## GIVEN REQUEST
Every line of the material below must be repeated exactly.

## MATERIAL SUPPLIED
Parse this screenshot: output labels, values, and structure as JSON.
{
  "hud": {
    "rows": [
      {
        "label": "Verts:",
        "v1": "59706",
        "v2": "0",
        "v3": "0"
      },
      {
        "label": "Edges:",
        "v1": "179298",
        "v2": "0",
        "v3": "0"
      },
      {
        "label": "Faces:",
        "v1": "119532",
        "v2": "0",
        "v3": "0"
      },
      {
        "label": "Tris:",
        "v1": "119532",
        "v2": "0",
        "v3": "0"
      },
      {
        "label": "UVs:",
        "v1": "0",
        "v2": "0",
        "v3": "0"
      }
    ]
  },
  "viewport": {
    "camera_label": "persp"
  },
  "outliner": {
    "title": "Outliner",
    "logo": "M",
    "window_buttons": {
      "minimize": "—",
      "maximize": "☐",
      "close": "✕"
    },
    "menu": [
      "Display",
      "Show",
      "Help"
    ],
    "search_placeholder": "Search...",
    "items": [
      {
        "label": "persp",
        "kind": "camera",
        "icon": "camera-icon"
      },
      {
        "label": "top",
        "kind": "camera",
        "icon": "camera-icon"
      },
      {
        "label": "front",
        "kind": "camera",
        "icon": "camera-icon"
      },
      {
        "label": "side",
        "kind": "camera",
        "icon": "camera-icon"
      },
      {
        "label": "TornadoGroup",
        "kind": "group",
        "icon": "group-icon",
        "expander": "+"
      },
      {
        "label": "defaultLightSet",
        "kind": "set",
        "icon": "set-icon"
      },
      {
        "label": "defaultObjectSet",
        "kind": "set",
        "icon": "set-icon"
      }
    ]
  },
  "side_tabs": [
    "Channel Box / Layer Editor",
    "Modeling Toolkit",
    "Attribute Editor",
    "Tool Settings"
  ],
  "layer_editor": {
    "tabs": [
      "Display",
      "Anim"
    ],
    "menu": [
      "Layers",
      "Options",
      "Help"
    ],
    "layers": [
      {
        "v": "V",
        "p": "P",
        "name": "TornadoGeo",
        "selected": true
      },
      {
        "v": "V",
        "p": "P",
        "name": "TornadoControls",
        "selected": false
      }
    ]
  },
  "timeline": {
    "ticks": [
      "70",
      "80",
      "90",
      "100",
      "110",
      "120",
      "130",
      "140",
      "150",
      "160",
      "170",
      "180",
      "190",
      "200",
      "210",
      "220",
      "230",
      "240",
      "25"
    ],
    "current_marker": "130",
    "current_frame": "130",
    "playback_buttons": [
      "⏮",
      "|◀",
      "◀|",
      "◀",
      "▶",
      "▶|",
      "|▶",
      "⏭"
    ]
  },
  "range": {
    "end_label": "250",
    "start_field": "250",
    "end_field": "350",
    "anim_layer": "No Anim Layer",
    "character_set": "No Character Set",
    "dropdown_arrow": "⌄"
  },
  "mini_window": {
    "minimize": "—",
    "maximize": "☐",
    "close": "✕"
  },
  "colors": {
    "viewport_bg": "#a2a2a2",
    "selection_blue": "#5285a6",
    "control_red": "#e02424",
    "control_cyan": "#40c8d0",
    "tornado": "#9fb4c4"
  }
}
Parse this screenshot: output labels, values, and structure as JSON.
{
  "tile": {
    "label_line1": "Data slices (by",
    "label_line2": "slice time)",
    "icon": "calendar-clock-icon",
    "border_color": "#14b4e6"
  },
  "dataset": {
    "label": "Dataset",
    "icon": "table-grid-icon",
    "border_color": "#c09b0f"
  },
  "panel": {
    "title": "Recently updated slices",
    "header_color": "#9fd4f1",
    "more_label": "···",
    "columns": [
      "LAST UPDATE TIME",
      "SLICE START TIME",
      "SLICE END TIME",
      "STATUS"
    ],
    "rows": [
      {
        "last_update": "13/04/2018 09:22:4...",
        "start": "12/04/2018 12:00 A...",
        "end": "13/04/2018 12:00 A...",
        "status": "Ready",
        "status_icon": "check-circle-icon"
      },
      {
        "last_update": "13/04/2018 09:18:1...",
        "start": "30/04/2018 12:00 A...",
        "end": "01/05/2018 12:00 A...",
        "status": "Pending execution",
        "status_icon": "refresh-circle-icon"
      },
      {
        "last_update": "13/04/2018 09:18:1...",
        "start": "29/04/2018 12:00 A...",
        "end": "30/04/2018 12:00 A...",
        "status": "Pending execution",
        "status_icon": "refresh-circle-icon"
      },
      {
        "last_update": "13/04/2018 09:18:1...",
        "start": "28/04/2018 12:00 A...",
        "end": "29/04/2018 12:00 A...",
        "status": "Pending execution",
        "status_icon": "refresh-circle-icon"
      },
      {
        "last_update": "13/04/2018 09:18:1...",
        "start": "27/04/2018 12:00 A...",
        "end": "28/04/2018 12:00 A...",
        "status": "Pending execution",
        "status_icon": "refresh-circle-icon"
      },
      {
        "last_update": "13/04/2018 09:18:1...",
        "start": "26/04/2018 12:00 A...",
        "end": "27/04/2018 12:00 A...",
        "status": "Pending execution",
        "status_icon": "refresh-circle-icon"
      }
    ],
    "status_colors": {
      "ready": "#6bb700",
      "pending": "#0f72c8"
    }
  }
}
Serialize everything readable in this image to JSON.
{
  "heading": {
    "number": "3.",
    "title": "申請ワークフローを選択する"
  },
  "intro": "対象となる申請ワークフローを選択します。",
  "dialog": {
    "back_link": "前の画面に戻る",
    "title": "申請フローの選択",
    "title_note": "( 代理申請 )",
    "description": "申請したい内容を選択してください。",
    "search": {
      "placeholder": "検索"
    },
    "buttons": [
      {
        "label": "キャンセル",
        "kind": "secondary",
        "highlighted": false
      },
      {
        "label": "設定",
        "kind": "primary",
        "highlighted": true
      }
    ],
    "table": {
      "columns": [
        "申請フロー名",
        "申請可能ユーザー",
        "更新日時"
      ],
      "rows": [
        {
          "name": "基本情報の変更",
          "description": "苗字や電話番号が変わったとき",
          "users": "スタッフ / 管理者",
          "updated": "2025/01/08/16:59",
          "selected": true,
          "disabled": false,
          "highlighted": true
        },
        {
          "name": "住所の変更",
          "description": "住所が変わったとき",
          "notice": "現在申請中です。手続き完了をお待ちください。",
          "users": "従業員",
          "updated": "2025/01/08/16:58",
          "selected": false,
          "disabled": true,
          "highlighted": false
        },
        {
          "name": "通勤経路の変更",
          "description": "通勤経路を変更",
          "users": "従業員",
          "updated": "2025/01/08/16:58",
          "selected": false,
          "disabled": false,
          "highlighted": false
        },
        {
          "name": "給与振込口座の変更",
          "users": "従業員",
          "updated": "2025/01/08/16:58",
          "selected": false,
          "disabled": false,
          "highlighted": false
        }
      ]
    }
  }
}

## RESULT FOR THIS TASK
Parse this screenshot: output labels, values, and structure as JSON.
{
  "hud": {
    "rows": [
      {
        "label": "Verts:",
        "v1": "59706",
        "v2": "0",
        "v3": "0"
      },
      {
        "label": "Edges:",
        "v1": "179298",
        "v2": "0",
        "v3": "0"
      },
      {
        "label": "Faces:",
        "v1": "119532",
        "v2": "0",
        "v3": "0"
      },
      {
        "label": "Tris:",
        "v1": "119532",
        "v2": "0",
        "v3": "0"
      },
      {
        "label": "UVs:",
        "v1": "0",
        "v2": "0",
        "v3": "0"
      }
    ]
  },
  "viewport": {
    "camera_label": "persp"
  },
  "outliner": {
    "title": "Outliner",
    "logo": "M",
    "window_buttons": {
      "minimize": "—",
      "maximize": "☐",
      "close": "✕"
    },
    "menu": [
      "Display",
      "Show",
      "Help"
    ],
    "search_placeholder": "Search...",
    "items": [
      {
        "label": "persp",
        "kind": "camera",
        "icon": "camera-icon"
      },
      {
        "label": "top",
        "kind": "camera",
        "icon": "camera-icon"
      },
      {
        "label": "front",
        "kind": "camera",
        "icon": "camera-icon"
      },
      {
        "label": "side",
        "kind": "camera",
        "icon": "camera-icon"
      },
      {
        "label": "TornadoGroup",
        "kind": "group",
        "icon": "group-icon",
        "expander": "+"
      },
      {
        "label": "defaultLightSet",
        "kind": "set",
        "icon": "set-icon"
      },
      {
        "label": "defaultObjectSet",
        "kind": "set",
        "icon": "set-icon"
      }
    ]
  },
  "side_tabs": [
    "Channel Box / Layer Editor",
    "Modeling Toolkit",
    "Attribute Editor",
    "Tool Settings"
  ],
  "layer_editor": {
    "tabs": [
      "Display",
      "Anim"
    ],
    "menu": [
      "Layers",
      "Options",
      "Help"
    ],
    "layers": [
      {
        "v": "V",
        "p": "P",
        "name": "TornadoGeo",
        "selected": true
      },
      {
        "v": "V",
        "p": "P",
        "name": "TornadoControls",
        "selected": false
      }
    ]
  },
  "timeline": {
    "ticks": [
      "70",
      "80",
      "90",
      "100",
      "110",
      "120",
      "130",
      "140",
      "150",
      "160",
      "170",
      "180",
      "190",
      "200",
      "210",
      "220",
      "230",
      "240",
      "25"
    ],
    "current_marker": "130",
    "current_frame": "130",
    "playback_buttons": [
      "⏮",
      "|◀",
      "◀|",
      "◀",
      "▶",
      "▶|",
      "|▶",
      "⏭"
    ]
  },
  "range": {
    "end_label": "250",
    "start_field": "250",
    "end_field": "350",
    "anim_layer": "No Anim Layer",
    "character_set": "No Character Set",
    "dropdown_arrow": "⌄"
  },
  "mini_window": {
    "minimize": "—",
    "maximize": "☐",
    "close": "✕"
  },
  "colors": {
    "viewport_bg": "#a2a2a2",
    "selection_blue": "#5285a6",
    "control_red": "#e02424",
    "control_cyan": "#40c8d0",
    "tornado": "#9fb4c4"
  }
}
Parse this screenshot: output labels, values, and structure as JSON.
{
  "tile": {
    "label_line1": "Data slices (by",
    "label_line2": "slice time)",
    "icon": "calendar-clock-icon",
    "border_color": "#14b4e6"
  },
  "dataset": {
    "label": "Dataset",
    "icon": "table-grid-icon",
    "border_color": "#c09b0f"
  },
  "panel": {
    "title": "Recently updated slices",
    "header_color": "#9fd4f1",
    "more_label": "···",
    "columns": [
      "LAST UPDATE TIME",
      "SLICE START TIME",
      "SLICE END TIME",
      "STATUS"
    ],
    "rows": [
      {
        "last_update": "13/04/2018 09:22:4...",
        "start": "12/04/2018 12:00 A...",
        "end": "13/04/2018 12:00 A...",
        "status": "Ready",
        "status_icon": "check-circle-icon"
      },
      {
        "last_update": "13/04/2018 09:18:1...",
        "start": "30/04/2018 12:00 A...",
        "end": "01/05/2018 12:00 A...",
        "status": "Pending execution",
        "status_icon": "refresh-circle-icon"
      },
      {
        "last_update": "13/04/2018 09:18:1...",
        "start": "29/04/2018 12:00 A...",
        "end": "30/04/2018 12:00 A...",
        "status": "Pending execution",
        "status_icon": "refresh-circle-icon"
      },
      {
        "last_update": "13/04/2018 09:18:1...",
        "start": "28/04/2018 12:00 A...",
        "end": "29/04/2018 12:00 A...",
        "status": "Pending execution",
        "status_icon": "refresh-circle-icon"
      },
      {
        "last_update": "13/04/2018 09:18:1...",
        "start": "27/04/2018 12:00 A...",
        "end": "28/04/2018 12:00 A...",
        "status": "Pending execution",
        "status_icon": "refresh-circle-icon"
      },
      {
        "last_update": "13/04/2018 09:18:1...",
        "start": "26/04/2018 12:00 A...",
        "end": "27/04/2018 12:00 A...",
        "status": "Pending execution",
        "status_icon": "refresh-circle-icon"
      }
    ],
    "status_colors": {
      "ready": "#6bb700",
      "pending": "#0f72c8"
    }
  }
}
Serialize everything readable in this image to JSON.
{
  "heading": {
    "number": "3.",
    "title": "申請ワークフローを選択する"
  },
  "intro": "対象となる申請ワークフローを選択します。",
  "dialog": {
    "back_link": "前の画面に戻る",
    "title": "申請フローの選択",
    "title_note": "( 代理申請 )",
    "description": "申請したい内容を選択してください。",
    "search": {
      "placeholder": "検索"
    },
    "buttons": [
      {
        "label": "キャンセル",
        "kind": "secondary",
        "highlighted": false
      },
      {
        "label": "設定",
        "kind": "primary",
        "highlighted": true
      }
    ],
    "table": {
      "columns": [
        "申請フロー名",
        "申請可能ユーザー",
        "更新日時"
      ],
      "rows": [
        {
          "name": "基本情報の変更",
          "description": "苗字や電話番号が変わったとき",
          "users": "スタッフ / 管理者",
          "updated": "2025/01/08/16:59",
          "selected": true,
          "disabled": false,
          "highlighted": true
        },
        {
          "name": "住所の変更",
          "description": "住所が変わったとき",
          "notice": "現在申請中です。手続き完了をお待ちください。",
          "users": "従業員",
          "updated": "2025/01/08/16:58",
          "selected": false,
          "disabled": true,
          "highlighted": false
        },
        {
          "name": "通勤経路の変更",
          "description": "通勤経路を変更",
          "users": "従業員",
          "updated": "2025/01/08/16:58",
          "selected": false,
          "disabled": false,
          "highlighted": false
        },
        {
          "name": "給与振込口座の変更",
          "users": "従業員",
          "updated": "2025/01/08/16:58",
          "selected": false,
          "disabled": false,
          "highlighted": false
        }
      ]
    }
  }
}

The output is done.